■ WHAT YOU SHOULD DO ■
Pick out and copy every line below that has the word "image".

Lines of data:
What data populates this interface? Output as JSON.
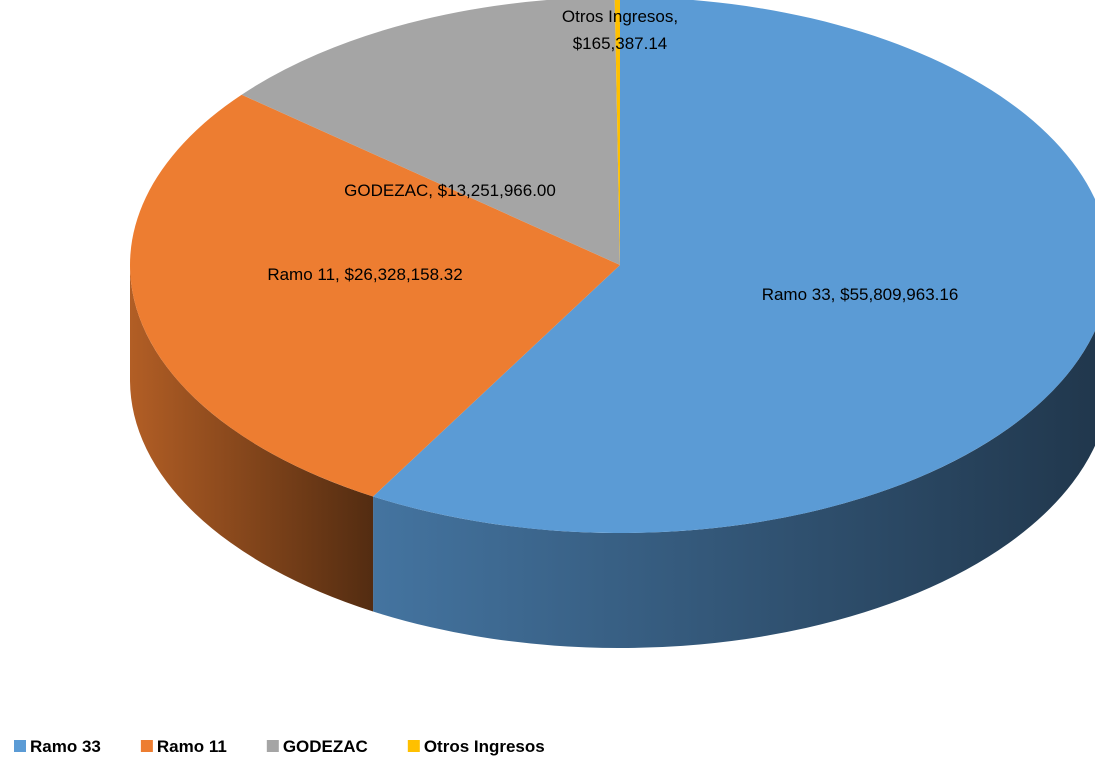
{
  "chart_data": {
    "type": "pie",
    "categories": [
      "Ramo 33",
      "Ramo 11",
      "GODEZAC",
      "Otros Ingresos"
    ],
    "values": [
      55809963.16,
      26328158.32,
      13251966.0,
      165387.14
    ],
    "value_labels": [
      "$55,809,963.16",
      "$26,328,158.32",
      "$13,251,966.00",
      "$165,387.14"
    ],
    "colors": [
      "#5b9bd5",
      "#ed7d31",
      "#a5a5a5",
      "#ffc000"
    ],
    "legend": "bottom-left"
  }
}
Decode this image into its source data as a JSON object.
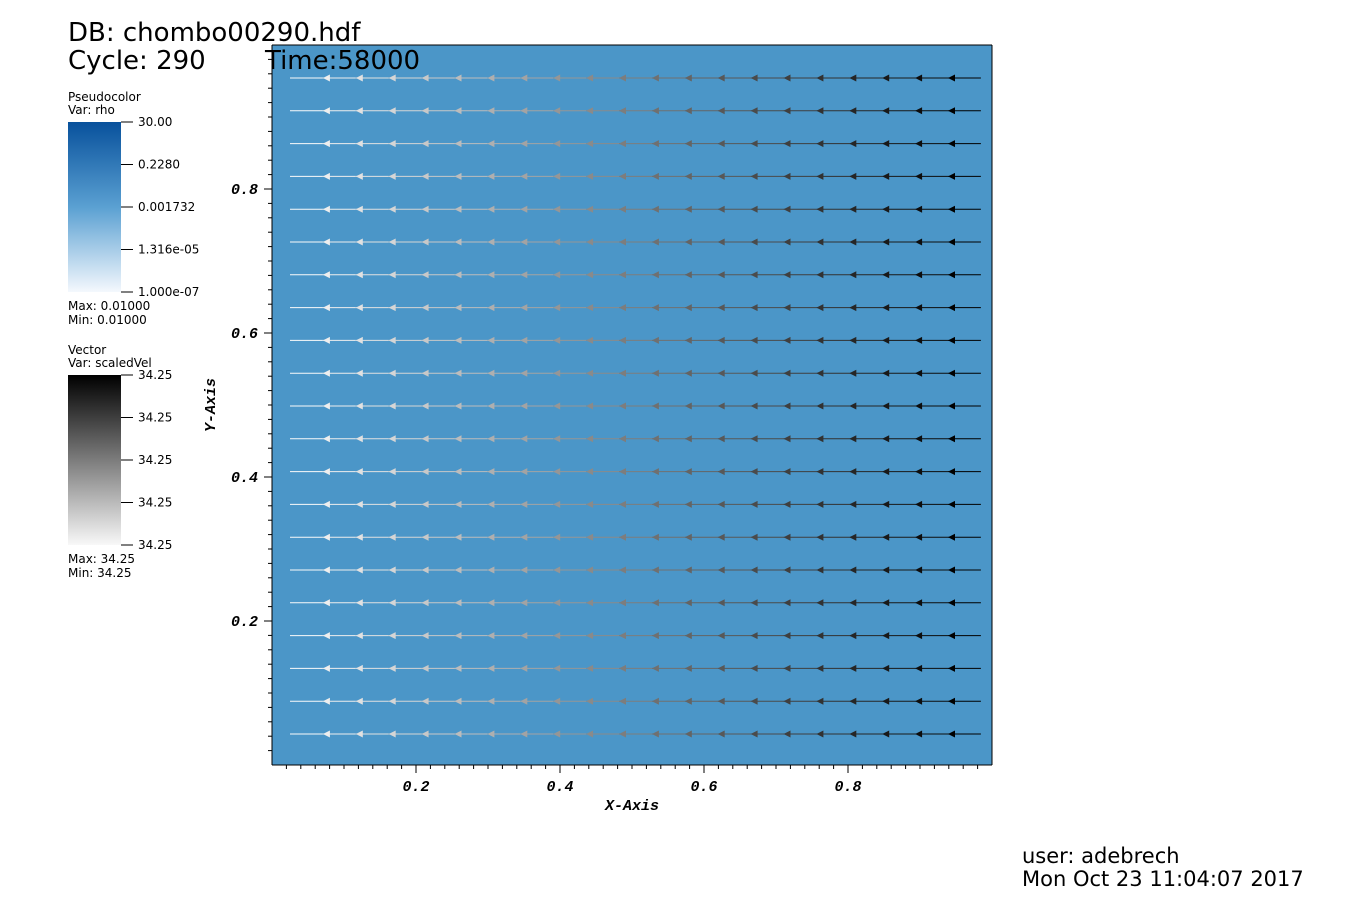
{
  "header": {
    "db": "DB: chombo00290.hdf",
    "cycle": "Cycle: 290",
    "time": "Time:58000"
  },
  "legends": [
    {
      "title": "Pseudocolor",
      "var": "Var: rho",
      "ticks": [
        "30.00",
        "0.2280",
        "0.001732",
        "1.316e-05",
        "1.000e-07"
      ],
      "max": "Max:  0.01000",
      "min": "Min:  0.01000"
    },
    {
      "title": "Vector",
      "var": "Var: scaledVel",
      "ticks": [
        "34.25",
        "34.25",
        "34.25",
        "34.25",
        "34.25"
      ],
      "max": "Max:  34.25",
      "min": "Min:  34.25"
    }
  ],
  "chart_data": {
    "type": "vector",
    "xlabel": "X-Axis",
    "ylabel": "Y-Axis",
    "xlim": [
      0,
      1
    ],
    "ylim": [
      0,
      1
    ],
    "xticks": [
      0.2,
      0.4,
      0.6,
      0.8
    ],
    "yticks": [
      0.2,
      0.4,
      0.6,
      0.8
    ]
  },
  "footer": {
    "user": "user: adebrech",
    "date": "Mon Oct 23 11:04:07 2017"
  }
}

...

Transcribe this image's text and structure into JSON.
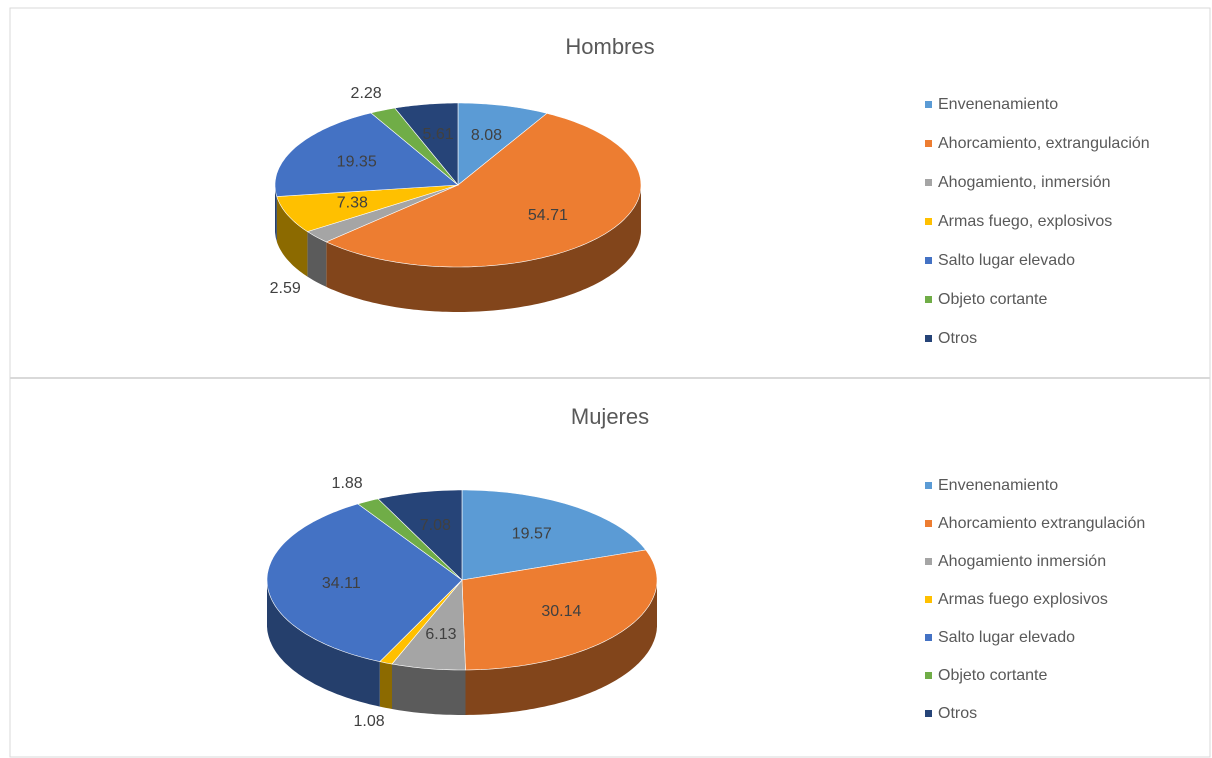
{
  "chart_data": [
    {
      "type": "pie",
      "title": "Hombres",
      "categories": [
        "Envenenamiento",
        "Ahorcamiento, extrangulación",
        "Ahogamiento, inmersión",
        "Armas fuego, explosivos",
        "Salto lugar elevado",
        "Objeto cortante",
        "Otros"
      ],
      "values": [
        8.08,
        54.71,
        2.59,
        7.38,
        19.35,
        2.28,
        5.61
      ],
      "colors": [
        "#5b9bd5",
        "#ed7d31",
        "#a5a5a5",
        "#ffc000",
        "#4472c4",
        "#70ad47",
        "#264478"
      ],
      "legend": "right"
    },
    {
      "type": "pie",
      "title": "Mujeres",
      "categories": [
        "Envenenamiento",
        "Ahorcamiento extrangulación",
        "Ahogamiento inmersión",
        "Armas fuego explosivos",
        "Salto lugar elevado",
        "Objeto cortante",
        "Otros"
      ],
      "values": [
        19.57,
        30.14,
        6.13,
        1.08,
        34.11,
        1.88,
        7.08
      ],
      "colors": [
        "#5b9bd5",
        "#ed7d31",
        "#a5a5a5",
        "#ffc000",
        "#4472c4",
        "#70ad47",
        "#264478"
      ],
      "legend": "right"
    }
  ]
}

■ OUTPUT ■
Decode this image into its source data as a JSON object.
Transcribe this image's text and structure into JSON.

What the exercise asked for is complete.